Stated task: Extract and list every line that contains the word "сечения".

Dataset rows:

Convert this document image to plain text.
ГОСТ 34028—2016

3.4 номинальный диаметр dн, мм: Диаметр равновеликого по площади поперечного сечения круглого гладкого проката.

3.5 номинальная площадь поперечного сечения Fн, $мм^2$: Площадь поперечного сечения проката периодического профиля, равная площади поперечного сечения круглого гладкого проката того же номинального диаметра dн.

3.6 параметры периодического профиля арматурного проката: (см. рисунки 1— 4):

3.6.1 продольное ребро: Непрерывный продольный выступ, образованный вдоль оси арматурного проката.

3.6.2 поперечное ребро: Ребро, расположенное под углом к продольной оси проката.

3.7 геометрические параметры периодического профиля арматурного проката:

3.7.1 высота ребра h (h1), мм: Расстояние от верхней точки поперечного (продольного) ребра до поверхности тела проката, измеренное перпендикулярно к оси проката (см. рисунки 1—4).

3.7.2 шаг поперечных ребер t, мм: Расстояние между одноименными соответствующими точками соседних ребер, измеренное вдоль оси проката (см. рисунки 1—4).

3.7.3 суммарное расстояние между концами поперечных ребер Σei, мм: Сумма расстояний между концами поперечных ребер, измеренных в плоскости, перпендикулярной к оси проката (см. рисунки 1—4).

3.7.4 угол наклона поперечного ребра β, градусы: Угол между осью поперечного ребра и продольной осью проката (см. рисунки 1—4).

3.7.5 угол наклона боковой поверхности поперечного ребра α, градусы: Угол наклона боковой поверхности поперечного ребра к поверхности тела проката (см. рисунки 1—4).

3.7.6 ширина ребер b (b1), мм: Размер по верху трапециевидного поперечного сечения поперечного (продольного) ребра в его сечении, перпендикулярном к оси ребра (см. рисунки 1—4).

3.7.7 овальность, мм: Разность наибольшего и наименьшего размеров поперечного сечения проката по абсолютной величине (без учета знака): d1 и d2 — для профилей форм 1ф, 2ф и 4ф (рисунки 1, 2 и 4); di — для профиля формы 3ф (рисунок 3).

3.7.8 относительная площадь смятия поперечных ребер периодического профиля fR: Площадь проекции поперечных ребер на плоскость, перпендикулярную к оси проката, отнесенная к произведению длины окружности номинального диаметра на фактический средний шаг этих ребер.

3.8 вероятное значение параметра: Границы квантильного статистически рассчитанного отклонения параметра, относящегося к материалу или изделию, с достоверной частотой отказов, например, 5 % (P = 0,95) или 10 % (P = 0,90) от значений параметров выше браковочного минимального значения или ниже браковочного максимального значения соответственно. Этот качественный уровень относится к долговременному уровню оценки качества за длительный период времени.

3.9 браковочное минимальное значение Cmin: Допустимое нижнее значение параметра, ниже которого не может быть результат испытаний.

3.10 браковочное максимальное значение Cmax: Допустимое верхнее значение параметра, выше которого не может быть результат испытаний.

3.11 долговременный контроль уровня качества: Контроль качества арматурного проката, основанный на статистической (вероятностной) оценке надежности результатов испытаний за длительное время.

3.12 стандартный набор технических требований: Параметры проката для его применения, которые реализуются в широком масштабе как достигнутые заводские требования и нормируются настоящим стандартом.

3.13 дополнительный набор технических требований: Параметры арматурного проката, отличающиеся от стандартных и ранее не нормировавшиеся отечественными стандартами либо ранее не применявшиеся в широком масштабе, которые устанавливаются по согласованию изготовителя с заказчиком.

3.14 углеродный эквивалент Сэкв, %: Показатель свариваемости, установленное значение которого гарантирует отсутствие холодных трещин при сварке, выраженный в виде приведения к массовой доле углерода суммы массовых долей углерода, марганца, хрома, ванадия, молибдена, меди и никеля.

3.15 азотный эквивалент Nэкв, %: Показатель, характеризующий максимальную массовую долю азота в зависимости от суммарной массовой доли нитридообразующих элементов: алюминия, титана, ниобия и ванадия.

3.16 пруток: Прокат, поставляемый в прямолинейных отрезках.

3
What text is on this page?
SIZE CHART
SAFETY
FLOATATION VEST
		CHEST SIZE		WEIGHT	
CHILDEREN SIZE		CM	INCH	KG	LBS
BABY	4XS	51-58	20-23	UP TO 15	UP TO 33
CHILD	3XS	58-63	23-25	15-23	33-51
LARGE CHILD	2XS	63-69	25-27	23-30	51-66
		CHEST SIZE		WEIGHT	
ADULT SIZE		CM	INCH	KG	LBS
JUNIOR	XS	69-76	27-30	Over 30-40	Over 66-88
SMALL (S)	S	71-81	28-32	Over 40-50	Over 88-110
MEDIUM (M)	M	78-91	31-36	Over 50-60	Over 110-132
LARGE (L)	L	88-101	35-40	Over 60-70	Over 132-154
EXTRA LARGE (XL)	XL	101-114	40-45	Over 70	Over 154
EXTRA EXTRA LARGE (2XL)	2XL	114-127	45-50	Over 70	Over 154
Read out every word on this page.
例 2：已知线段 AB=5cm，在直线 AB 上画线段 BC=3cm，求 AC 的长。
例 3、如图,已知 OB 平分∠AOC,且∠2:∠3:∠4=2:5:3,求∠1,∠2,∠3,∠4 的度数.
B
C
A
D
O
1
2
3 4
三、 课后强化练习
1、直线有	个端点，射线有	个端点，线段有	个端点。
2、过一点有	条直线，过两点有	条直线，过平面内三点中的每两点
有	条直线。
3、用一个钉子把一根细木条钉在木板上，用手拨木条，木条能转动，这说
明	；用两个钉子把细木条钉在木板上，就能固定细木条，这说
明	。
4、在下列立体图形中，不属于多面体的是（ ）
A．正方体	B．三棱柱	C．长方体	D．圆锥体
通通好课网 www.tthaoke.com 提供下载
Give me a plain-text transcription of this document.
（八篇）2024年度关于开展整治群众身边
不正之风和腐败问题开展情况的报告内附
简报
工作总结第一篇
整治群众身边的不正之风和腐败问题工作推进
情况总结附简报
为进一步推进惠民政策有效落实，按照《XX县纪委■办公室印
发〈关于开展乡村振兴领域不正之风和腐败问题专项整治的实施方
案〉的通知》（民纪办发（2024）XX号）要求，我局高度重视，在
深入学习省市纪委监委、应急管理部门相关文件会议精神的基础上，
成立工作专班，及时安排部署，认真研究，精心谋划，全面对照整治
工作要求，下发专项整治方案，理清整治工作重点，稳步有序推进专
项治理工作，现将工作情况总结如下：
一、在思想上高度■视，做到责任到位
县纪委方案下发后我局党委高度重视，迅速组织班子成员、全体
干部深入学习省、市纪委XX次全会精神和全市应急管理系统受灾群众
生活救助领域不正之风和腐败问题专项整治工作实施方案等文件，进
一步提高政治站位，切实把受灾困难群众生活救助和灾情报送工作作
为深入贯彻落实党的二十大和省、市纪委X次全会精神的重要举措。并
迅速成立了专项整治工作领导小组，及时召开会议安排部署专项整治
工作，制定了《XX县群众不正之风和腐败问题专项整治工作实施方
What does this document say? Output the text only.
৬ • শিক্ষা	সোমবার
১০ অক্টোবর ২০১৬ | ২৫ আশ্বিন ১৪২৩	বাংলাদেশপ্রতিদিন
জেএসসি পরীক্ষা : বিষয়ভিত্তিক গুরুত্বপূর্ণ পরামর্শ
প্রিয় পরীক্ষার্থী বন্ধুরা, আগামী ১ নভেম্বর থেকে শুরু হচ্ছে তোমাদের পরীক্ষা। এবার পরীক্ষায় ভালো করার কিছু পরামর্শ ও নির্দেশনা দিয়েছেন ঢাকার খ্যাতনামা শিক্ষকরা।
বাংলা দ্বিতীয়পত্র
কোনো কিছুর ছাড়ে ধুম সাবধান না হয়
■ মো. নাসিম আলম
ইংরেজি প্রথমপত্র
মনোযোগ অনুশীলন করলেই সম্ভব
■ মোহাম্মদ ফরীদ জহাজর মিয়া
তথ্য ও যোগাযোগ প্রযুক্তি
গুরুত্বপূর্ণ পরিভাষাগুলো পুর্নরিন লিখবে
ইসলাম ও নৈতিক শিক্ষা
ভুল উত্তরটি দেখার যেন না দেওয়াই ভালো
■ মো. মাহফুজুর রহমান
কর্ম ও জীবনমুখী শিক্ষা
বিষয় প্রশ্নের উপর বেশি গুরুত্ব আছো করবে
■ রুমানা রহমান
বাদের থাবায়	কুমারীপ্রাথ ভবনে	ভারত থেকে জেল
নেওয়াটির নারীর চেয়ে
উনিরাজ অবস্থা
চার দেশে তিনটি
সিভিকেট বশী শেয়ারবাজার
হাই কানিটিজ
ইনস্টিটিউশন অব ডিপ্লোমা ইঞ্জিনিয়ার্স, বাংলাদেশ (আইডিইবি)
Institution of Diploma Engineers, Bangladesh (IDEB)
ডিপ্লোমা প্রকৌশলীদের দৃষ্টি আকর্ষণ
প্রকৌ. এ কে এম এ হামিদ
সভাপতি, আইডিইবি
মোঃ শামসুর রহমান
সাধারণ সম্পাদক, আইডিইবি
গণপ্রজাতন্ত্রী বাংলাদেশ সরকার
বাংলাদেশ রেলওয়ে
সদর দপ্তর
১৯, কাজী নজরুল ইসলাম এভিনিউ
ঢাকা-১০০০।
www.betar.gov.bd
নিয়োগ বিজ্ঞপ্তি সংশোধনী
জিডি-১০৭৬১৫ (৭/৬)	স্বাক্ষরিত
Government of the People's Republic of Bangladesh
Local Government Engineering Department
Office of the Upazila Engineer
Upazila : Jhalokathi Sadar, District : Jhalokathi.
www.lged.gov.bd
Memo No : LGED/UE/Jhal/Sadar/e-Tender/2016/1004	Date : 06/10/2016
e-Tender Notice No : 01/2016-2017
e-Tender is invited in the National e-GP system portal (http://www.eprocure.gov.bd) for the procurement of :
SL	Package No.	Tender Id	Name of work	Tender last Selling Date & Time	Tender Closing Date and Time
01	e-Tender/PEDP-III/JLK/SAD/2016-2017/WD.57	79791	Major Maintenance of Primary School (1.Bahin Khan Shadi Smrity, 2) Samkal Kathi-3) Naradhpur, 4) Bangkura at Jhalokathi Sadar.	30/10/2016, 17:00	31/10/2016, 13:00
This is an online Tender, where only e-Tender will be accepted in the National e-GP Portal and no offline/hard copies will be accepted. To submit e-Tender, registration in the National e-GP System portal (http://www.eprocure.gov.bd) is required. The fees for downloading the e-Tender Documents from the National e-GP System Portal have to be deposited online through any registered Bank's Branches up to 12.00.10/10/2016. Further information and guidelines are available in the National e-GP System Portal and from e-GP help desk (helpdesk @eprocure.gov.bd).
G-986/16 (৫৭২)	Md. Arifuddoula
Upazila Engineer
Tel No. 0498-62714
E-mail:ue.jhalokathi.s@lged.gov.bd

Reply:
3.4 номинальный диаметр dн, мм: Диаметр равновеликого по площади поперечного сечения круглого гладкого проката.
3.5 номинальная площадь поперечного сечения Fн, $мм^2$: Площадь поперечного сечения проката периодического профиля, равная площади поперечного сечения круглого гладкого проката того же номинального диаметра dн.
3.7.6 ширина ребер b (b1), мм: Размер по верху трапециевидного поперечного сечения поперечного (продольного) ребра в его сечении, перпендикулярном к оси ребра (см. рисунки 1—4).
3.7.7 овальность, мм: Разность наибольшего и наименьшего размеров поперечного сечения проката по абсолютной величине (без учета знака): d1 и d2 — для профилей форм 1ф, 2ф и 4ф (рисунки 1, 2 и 4); di — для профиля формы 3ф (рисунок 3).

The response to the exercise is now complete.